# [YOUR OBJECTIVE]
Exclude images, then output the remaining data verbatim.

# [THE INPUT]
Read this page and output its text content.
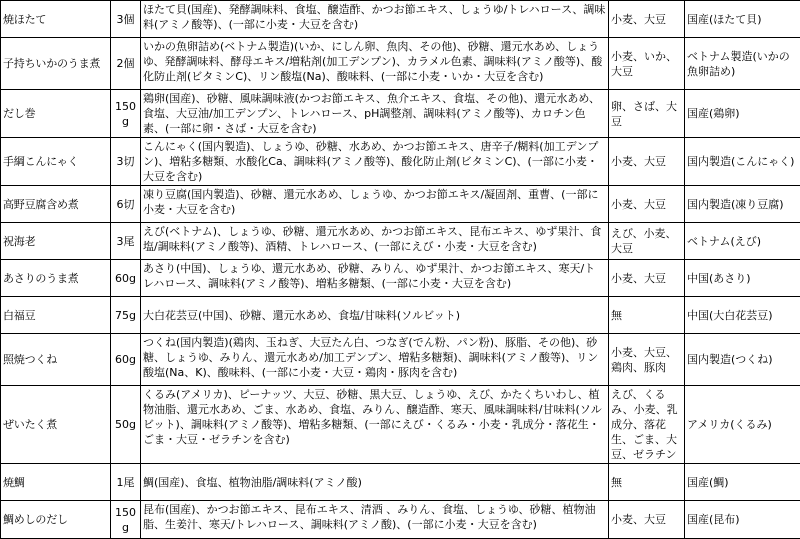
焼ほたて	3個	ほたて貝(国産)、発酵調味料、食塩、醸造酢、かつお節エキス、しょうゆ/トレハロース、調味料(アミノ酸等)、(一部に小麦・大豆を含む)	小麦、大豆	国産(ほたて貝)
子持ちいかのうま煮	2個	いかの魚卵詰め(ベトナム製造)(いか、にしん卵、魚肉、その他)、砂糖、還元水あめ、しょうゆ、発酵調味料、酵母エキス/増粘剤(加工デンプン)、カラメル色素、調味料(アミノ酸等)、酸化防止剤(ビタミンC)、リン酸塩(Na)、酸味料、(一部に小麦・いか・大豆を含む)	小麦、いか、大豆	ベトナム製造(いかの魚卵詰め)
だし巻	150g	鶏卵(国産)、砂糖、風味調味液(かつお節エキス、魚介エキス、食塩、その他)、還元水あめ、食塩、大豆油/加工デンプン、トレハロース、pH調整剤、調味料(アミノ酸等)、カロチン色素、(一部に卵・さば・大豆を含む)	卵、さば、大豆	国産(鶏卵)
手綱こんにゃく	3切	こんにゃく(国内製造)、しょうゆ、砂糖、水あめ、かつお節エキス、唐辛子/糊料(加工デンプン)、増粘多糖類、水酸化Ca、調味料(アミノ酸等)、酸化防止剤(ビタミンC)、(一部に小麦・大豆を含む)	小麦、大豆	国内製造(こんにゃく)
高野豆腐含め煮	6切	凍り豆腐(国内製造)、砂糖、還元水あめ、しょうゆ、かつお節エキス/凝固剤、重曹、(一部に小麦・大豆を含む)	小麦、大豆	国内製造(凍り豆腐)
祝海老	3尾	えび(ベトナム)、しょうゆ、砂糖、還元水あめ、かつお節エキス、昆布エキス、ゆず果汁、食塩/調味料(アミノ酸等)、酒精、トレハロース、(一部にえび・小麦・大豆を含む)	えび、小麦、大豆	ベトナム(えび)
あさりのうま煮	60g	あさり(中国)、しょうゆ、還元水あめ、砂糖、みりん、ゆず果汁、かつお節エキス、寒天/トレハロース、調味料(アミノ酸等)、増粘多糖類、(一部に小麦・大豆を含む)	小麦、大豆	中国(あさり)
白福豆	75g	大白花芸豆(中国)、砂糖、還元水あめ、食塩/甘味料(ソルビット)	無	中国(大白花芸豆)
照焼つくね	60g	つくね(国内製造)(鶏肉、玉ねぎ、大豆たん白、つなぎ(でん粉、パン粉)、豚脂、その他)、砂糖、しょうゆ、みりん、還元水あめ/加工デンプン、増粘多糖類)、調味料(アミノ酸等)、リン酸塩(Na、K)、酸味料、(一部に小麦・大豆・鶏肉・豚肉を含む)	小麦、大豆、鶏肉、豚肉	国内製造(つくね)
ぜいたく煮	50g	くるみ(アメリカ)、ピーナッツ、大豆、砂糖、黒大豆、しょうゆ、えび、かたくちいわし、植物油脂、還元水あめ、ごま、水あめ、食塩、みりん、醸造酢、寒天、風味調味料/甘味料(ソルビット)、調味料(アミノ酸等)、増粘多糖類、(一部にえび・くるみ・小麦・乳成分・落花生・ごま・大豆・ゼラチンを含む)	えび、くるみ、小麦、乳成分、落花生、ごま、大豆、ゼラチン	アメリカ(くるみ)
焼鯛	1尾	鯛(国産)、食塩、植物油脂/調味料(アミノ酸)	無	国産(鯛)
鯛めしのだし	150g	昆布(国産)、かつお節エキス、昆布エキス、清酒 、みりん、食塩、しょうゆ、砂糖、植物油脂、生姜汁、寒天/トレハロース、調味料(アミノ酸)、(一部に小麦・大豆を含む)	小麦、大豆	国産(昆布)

# [EXPECTED OUTPUT]
Read this page and output its text content.
焼ほたて	3個	ほたて貝(国産)、発酵調味料、食塩、醸造酢、かつお節エキス、しょうゆ/トレハロース、調味料(アミノ酸等)、(一部に小麦・大豆を含む)	小麦、大豆	国産(ほたて貝)
子持ちいかのうま煮	2個	いかの魚卵詰め(ベトナム製造)(いか、にしん卵、魚肉、その他)、砂糖、還元水あめ、しょうゆ、発酵調味料、酵母エキス/増粘剤(加工デンプン)、カラメル色素、調味料(アミノ酸等)、酸化防止剤(ビタミンC)、リン酸塩(Na)、酸味料、(一部に小麦・いか・大豆を含む)	小麦、いか、大豆	ベトナム製造(いかの魚卵詰め)
だし巻	150g	鶏卵(国産)、砂糖、風味調味液(かつお節エキス、魚介エキス、食塩、その他)、還元水あめ、食塩、大豆油/加工デンプン、トレハロース、pH調整剤、調味料(アミノ酸等)、カロチン色素、(一部に卵・さば・大豆を含む)	卵、さば、大豆	国産(鶏卵)
手綱こんにゃく	3切	こんにゃく(国内製造)、しょうゆ、砂糖、水あめ、かつお節エキス、唐辛子/糊料(加工デンプン)、増粘多糖類、水酸化Ca、調味料(アミノ酸等)、酸化防止剤(ビタミンC)、(一部に小麦・大豆を含む)	小麦、大豆	国内製造(こんにゃく)
高野豆腐含め煮	6切	凍り豆腐(国内製造)、砂糖、還元水あめ、しょうゆ、かつお節エキス/凝固剤、重曹、(一部に小麦・大豆を含む)	小麦、大豆	国内製造(凍り豆腐)
祝海老	3尾	えび(ベトナム)、しょうゆ、砂糖、還元水あめ、かつお節エキス、昆布エキス、ゆず果汁、食塩/調味料(アミノ酸等)、酒精、トレハロース、(一部にえび・小麦・大豆を含む)	えび、小麦、大豆	ベトナム(えび)
あさりのうま煮	60g	あさり(中国)、しょうゆ、還元水あめ、砂糖、みりん、ゆず果汁、かつお節エキス、寒天/トレハロース、調味料(アミノ酸等)、増粘多糖類、(一部に小麦・大豆を含む)	小麦、大豆	中国(あさり)
白福豆	75g	大白花芸豆(中国)、砂糖、還元水あめ、食塩/甘味料(ソルビット)	無	中国(大白花芸豆)
照焼つくね	60g	つくね(国内製造)(鶏肉、玉ねぎ、大豆たん白、つなぎ(でん粉、パン粉)、豚脂、その他)、砂糖、しょうゆ、みりん、還元水あめ/加工デンプン、増粘多糖類)、調味料(アミノ酸等)、リン酸塩(Na、K)、酸味料、(一部に小麦・大豆・鶏肉・豚肉を含む)	小麦、大豆、鶏肉、豚肉	国内製造(つくね)
ぜいたく煮	50g	くるみ(アメリカ)、ピーナッツ、大豆、砂糖、黒大豆、しょうゆ、えび、かたくちいわし、植物油脂、還元水あめ、ごま、水あめ、食塩、みりん、醸造酢、寒天、風味調味料/甘味料(ソルビット)、調味料(アミノ酸等)、増粘多糖類、(一部にえび・くるみ・小麦・乳成分・落花生・ごま・大豆・ゼラチンを含む)	えび、くるみ、小麦、乳成分、落花生、ごま、大豆、ゼラチン	アメリカ(くるみ)
焼鯛	1尾	鯛(国産)、食塩、植物油脂/調味料(アミノ酸)	無	国産(鯛)
鯛めしのだし	150g	昆布(国産)、かつお節エキス、昆布エキス、清酒 、みりん、食塩、しょうゆ、砂糖、植物油脂、生姜汁、寒天/トレハロース、調味料(アミノ酸)、(一部に小麦・大豆を含む)	小麦、大豆	国産(昆布)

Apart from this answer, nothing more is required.